### CHALLENGES
A. According to the NumPy missing-data email, on what date will Travis stop paying attention to the thread?
B. In the NumPy missing-data email, why does Travis doubt that full consensus can be reached?
C. Proceed with the NumPy missing-data email from the point where it stops.

### PAGE EXCERPT
╭──

[Numpy-discussion] Missing data wrap-up and request for comments

Wed May 9 15:44:24 EDT 2012

On 05/09/2012 06:46 PM, Travis Oliphant wrote:
> Hey all,
>
> Nathaniel and Mark have worked very hard on a joint document to try and
> explain the current status of the missing-data debate. I think they've
> done an amazing job at providing some context, articulating their views
> and suggesting ways forward in a mutually respectful manner. This is an
> exemplary collaboration and is at the core of why open source is valuable.
>
> The document is available here:
> https://github.com/numpy/numpy.scipy.org/blob/master/NA-overview.rst
>
> After reading that document, it appears to me that there are some
> fundamentally different views on how things should move forward. I'm
> also reading the document incorporating my understanding of the history,
> of NumPy as well as all of the users I've met and interacted with which
> means I have my own perspective that is not necessarily incorporated
> into that document but informs my recommendations. I'm not sure we can
> reach full consensus on this. We are also well past time for moving
> forward with a resolution on this (perhaps we can all agree on that).
>
> I would like one more discussion thread where the technical discussion
> can take place. I will make a plea that we keep this discussion as free
> from logical fallacies http://en.wikipedia.org/wiki/Logical_fallacy as
> we can. I can't guarantee that I personally will succeed at that, but I
> can tell you that I will try. That's all I'm asking of anyone else. I
> recognize that there are a lot of other issues at play here besides
> *just* the technical questions, but we are not going to resolve every
> community issue in this technical thread.
>
> We need concrete proposals and so I will start with three. Please feel
> free to comment on these proposals or add your own during the
> discussion. I will stop paying attention to this thread next Wednesday
> (May 16th) (or earlier if the thread dies) and hope that by that time we
> can agree on a way forward. If we don't have agreement, then I will move
> forward with what I think is the right approach. I will either write the
> code myself or convince someone else to write it.
>
> In all cases, we have agreement that bit-pattern dtypes should be added
> to NumPy. We should work on these (int32, float64, complex64, str, bool)

╰──

### GIVEN RECORDS
╭──

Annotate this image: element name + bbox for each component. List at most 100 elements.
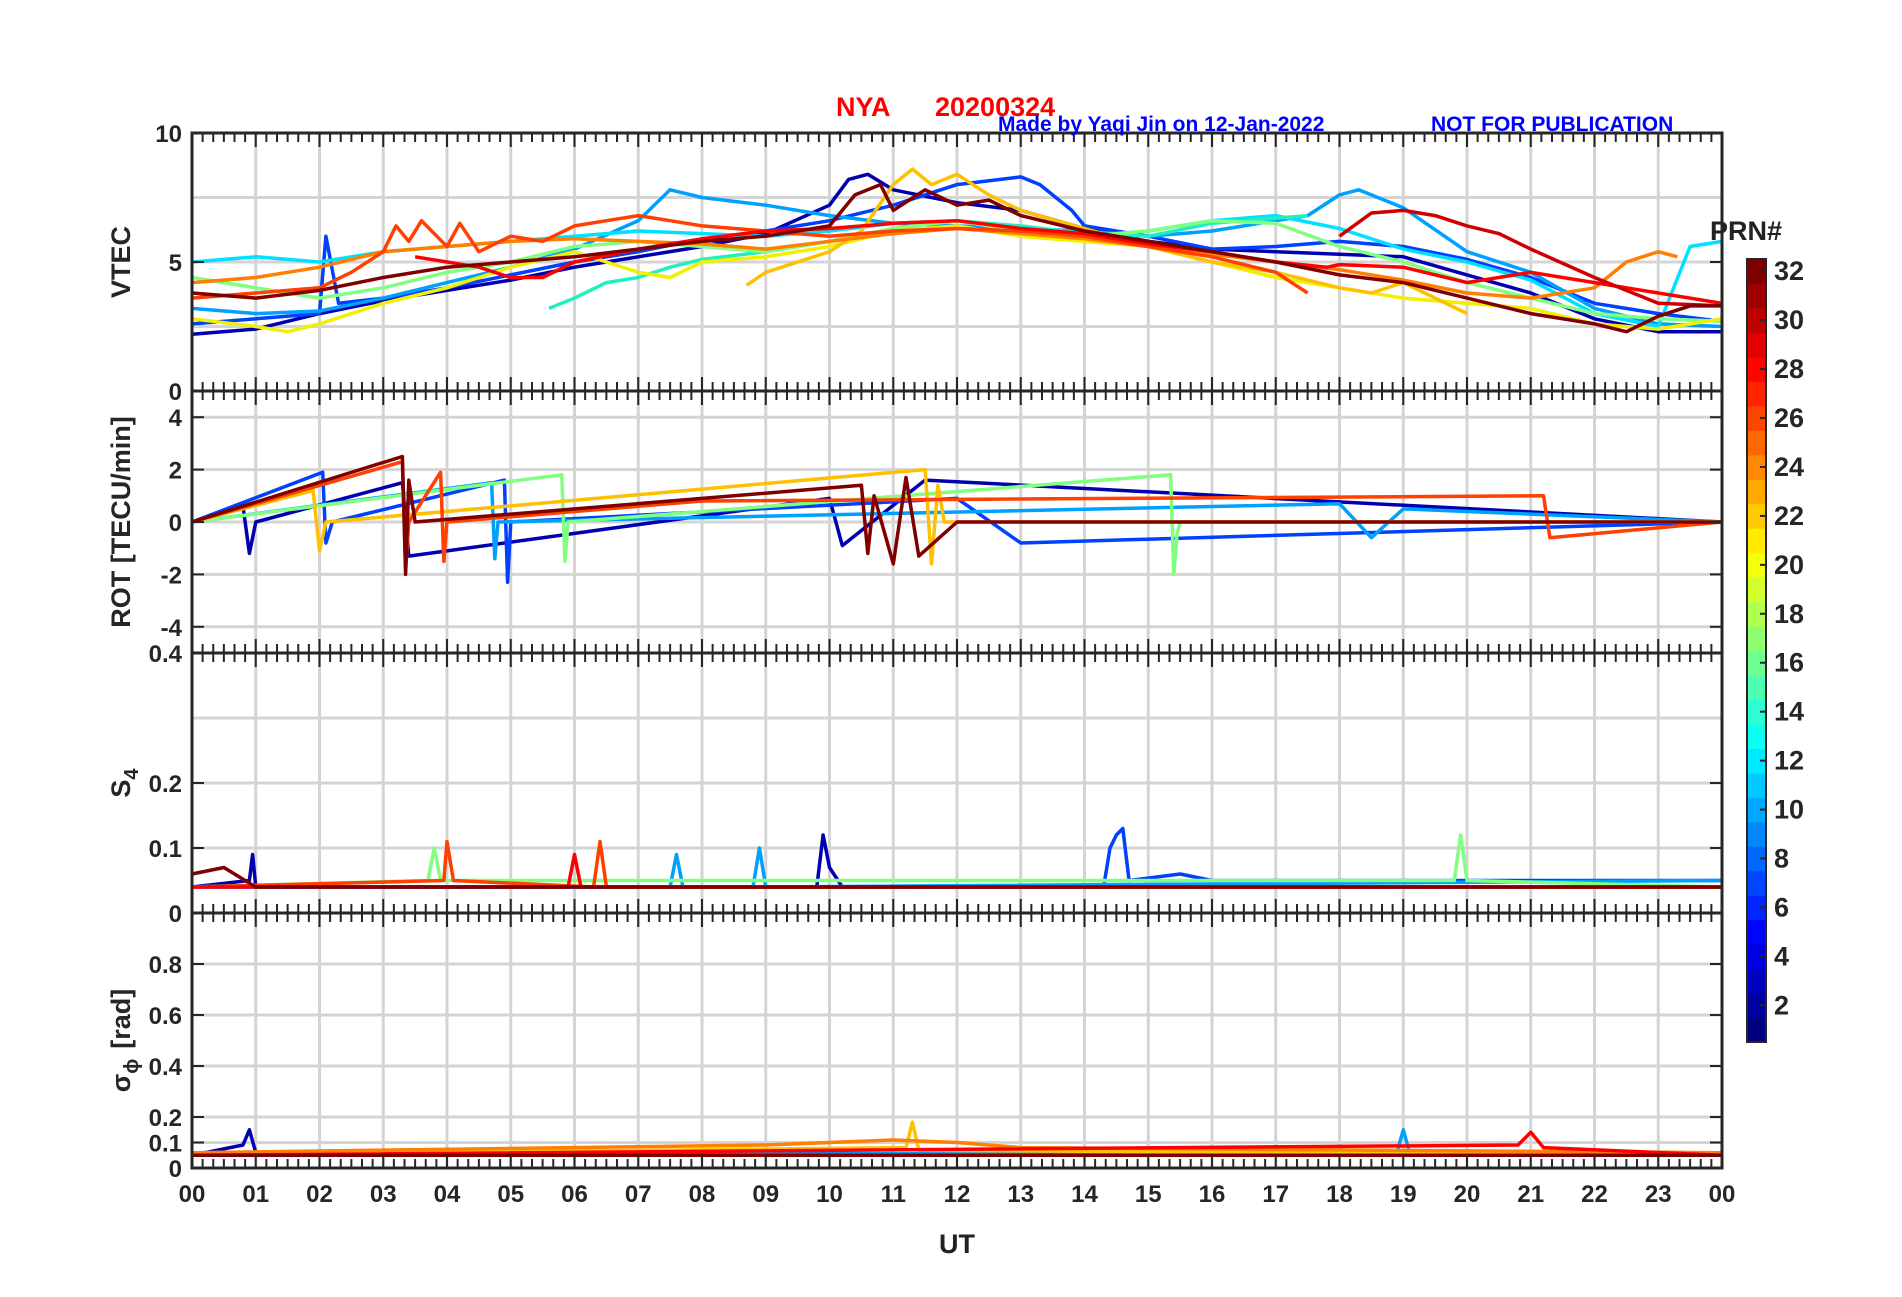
colorbar-tick-label: 30 (1774, 305, 1804, 335)
colorbar-cell (1747, 479, 1766, 505)
colorbar-tick-label: 10 (1774, 795, 1804, 825)
colorbar-tick-label: 20 (1774, 550, 1804, 580)
colorbar-cell (1747, 919, 1766, 945)
colorbar-cell (1747, 405, 1766, 431)
colorbar-gradient (1746, 258, 1767, 1043)
series-line-prn-26 (191, 839, 1722, 889)
x-tick-label: 13 (1007, 1181, 1034, 1208)
panel-sigphi: 00.10.2 0.4 0.6 0.8σϕ[rad] (106, 911, 1724, 1183)
y-tick-label: 0 (169, 379, 182, 406)
colorbar-tick-label: 14 (1774, 697, 1804, 727)
colorbar-cell (1747, 503, 1766, 529)
x-tick-label: 06 (561, 1181, 588, 1208)
x-tick-label: 19 (1390, 1181, 1417, 1208)
colorbar-tick-label: 8 (1774, 843, 1789, 873)
x-tick-label: 00 (179, 1181, 206, 1208)
x-tick-label: 09 (752, 1181, 779, 1208)
series-line-prn-9 (191, 480, 1723, 561)
y-tick-label: -2 (161, 562, 182, 589)
colorbar-tick-label: 6 (1774, 892, 1789, 922)
y-tick-label: 2 (169, 458, 182, 485)
colorbar-cell (1747, 723, 1766, 749)
x-tick-label: 15 (1135, 1181, 1162, 1208)
x-tick-label: 07 (625, 1181, 652, 1208)
colorbar-cell (1747, 601, 1766, 627)
credit-text: Made by Yaqi Jin on 12-Jan-2022 (998, 113, 1324, 136)
series-line-prn-22 (191, 467, 1722, 566)
y-tick-label: 0 (169, 901, 182, 928)
x-tick-label: 04 (434, 1181, 461, 1208)
colorbar-cell (1747, 356, 1766, 382)
x-tick-label: 17 (1262, 1181, 1289, 1208)
x-tick-label: 16 (1199, 1181, 1226, 1208)
y-tick-label: 0.1 (149, 836, 182, 863)
x-tick-label: 02 (306, 1181, 333, 1208)
y-tick-label: 0 (169, 1156, 182, 1183)
series-line-prn-28 (414, 218, 1723, 306)
colorbar-cell (1747, 577, 1766, 603)
panel-vtec: 0 5 10 VTEC (106, 121, 1724, 406)
colorbar-cell (1747, 626, 1766, 652)
colorbar-frame (1746, 258, 1767, 1043)
y-tick-label: 0.2 (149, 1105, 182, 1132)
x-tick-label: 14 (1071, 1181, 1098, 1208)
colorbar-cell (1747, 944, 1766, 970)
colorbar-cell (1747, 307, 1766, 334)
x-tick-label: 01 (242, 1181, 269, 1208)
colorbar-cell (1747, 993, 1766, 1019)
colorbar-cell (1747, 381, 1766, 407)
colorbar-cell (1747, 968, 1766, 994)
y-axis-label: S4 (106, 768, 143, 798)
y-tick-label: 0.4 (149, 641, 183, 668)
x-tick-label: 22 (1581, 1181, 1608, 1208)
x-tick-label: 08 (689, 1181, 716, 1208)
colorbar-tick-label: 22 (1774, 501, 1804, 531)
colorbar-cell (1747, 674, 1766, 701)
colorbar-cell (1747, 821, 1766, 847)
series-line-prn-30 (1338, 208, 1723, 308)
colorbar-cell (1747, 528, 1766, 554)
colorbar-tick-label: 16 (1774, 648, 1804, 678)
y-tick-label: 0.8 (149, 952, 182, 979)
colorbar-tick-label: 32 (1774, 256, 1804, 286)
colorbar-cell (1747, 748, 1766, 774)
panel-rot: -4 -2 0 2 4 ROT [TECU/min] (106, 389, 1724, 655)
panel-s4: 0 0.1 0.2 0.4 S4 (106, 641, 1724, 928)
colorbar-cell (1747, 552, 1766, 578)
x-tick-label: 23 (1645, 1181, 1672, 1208)
colorbar-cell (1747, 772, 1766, 798)
colorbar-cell (1747, 797, 1766, 823)
y-tick-label: 0 (169, 510, 182, 537)
colorbar-tick-label: 12 (1774, 746, 1804, 776)
colorbar-cell (1747, 454, 1766, 480)
series-line-prn-16 (191, 473, 1722, 577)
y-tick-label: 0.1 (149, 1131, 182, 1158)
y-tick-label: 0.6 (149, 1003, 182, 1030)
series-line-prn-26 (191, 213, 1309, 300)
x-tick-label: 12 (944, 1181, 971, 1208)
colorbar-tick-label: 24 (1774, 452, 1804, 482)
series-line-prn-5 (192, 826, 1722, 889)
x-tick-label: 20 (1454, 1181, 1481, 1208)
x-tick-label: 03 (370, 1181, 397, 1208)
colorbar-tick-label: 2 (1774, 990, 1789, 1020)
series-line-prn-32 (191, 182, 1722, 334)
colorbar-cell (1747, 283, 1766, 309)
title-station: NYA (836, 92, 891, 122)
x-tick-label: 10 (816, 1181, 843, 1208)
colorbar-label: PRN# (1710, 216, 1782, 246)
series-line-prn-16 (191, 833, 1723, 889)
series-line-prn-22 (745, 167, 1468, 316)
series-line-prn-32 (191, 865, 1722, 889)
colorbar-cell (1747, 332, 1766, 358)
notice-text: NOT FOR PUBLICATION (1431, 113, 1673, 136)
y-tick-label: 10 (155, 121, 182, 148)
series-line-prn-28 (191, 1130, 1723, 1158)
colorbar-tick-label: 18 (1774, 599, 1804, 629)
colorbar-tick-label: 4 (1774, 941, 1789, 971)
y-tick-label: 0.2 (149, 771, 182, 798)
colorbar-tick-label: 26 (1774, 403, 1804, 433)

╰──

### EXPECTED ANSWERS
A. Next Wednesday, May 16th, or earlier if the thread dies.

B. After reading the joint document, he sees fundamentally different views on how things should move forward. He also reads it through his own perspective, drawn from NumPy's history and the users he has met, which the document doesn't necessarily include.

C.
> to start. So, the three proposals are independent of this way forward.
> The proposals are all about the extra mask part:
>
> My three proposals:
>
> * do nothing and leave things as is
>
> * add a global flag that turns off masked array support by default but
> otherwise leaves things unchanged (I'm still unclear how this would work
> exactly)
>
> * move Mark's "masked ndarray objects" into a new fundamental type
> (ndmasked), leaving the actual ndarray type unchanged. The
> array_interface keeps the masked array notions and the ufuncs keep the
> ability to handle arrays like ndmasked. Ideally, numpy.ma
> <http://numpy.ma> would be changed to use ndmasked objects as their core.
>
> For the record, I'm currently in favor of the third proposal. Feel free
> to comment on these proposals (or provide your own).
>

Bravo!, NA-overview.rst was an excellent read. Thanks Nathaniel and Mark!

The third proposal is certainly the best one from Cython's perspective; 
and I imagine for those writing C extensions against the C API too. 
Having PyType_Check fail for ndmasked is a very good way of having code 
fail that is not written to take masks into account.

If it is in ndarray we would also have some pressure to add support in 
Cython, with ndmasked we avoid that too. Likely outcome is we won't ever 
support it either way, but then we need some big warning in the docs, 
and it's better to avoid that. (I guess be +0 on Mark Florisson 
implementing it if it ends up in core ndarray; I'd almost certainly not 
do it myself.)

That covers Cython. My view as a NumPy user follows.

I'm a heavy user of masks, which are used to make data NA in the 
statistical sense. The setting is that we have to mask out the radiation 
coming from the Milky Way in full-sky images of the Cosmic Microwave 
Background. There's data, but we know we can't trust it, so we make it 
NA. But we also do play around with different masks.

Today we keep the mask in a seperate array, and to zero-mask we do

masked_data = data * mask

or

masked_data = data.copy()
masked_data[mask == 0] = np.nan # soon np.NA

depending on the circumstances.

Honestly, API-wise, this is as good as its gets for us. Nice and 
transparent, no new semantics to learn in the special case of masks.

Now, this has performance issues: Lots of memory use, extra transfers 
over the memory bus.

BUT, NumPy has that problem all over the place, even for "x + y + z"! 
Solving it in the special case of masks, by making a new API, seems a 
bit myopic to me.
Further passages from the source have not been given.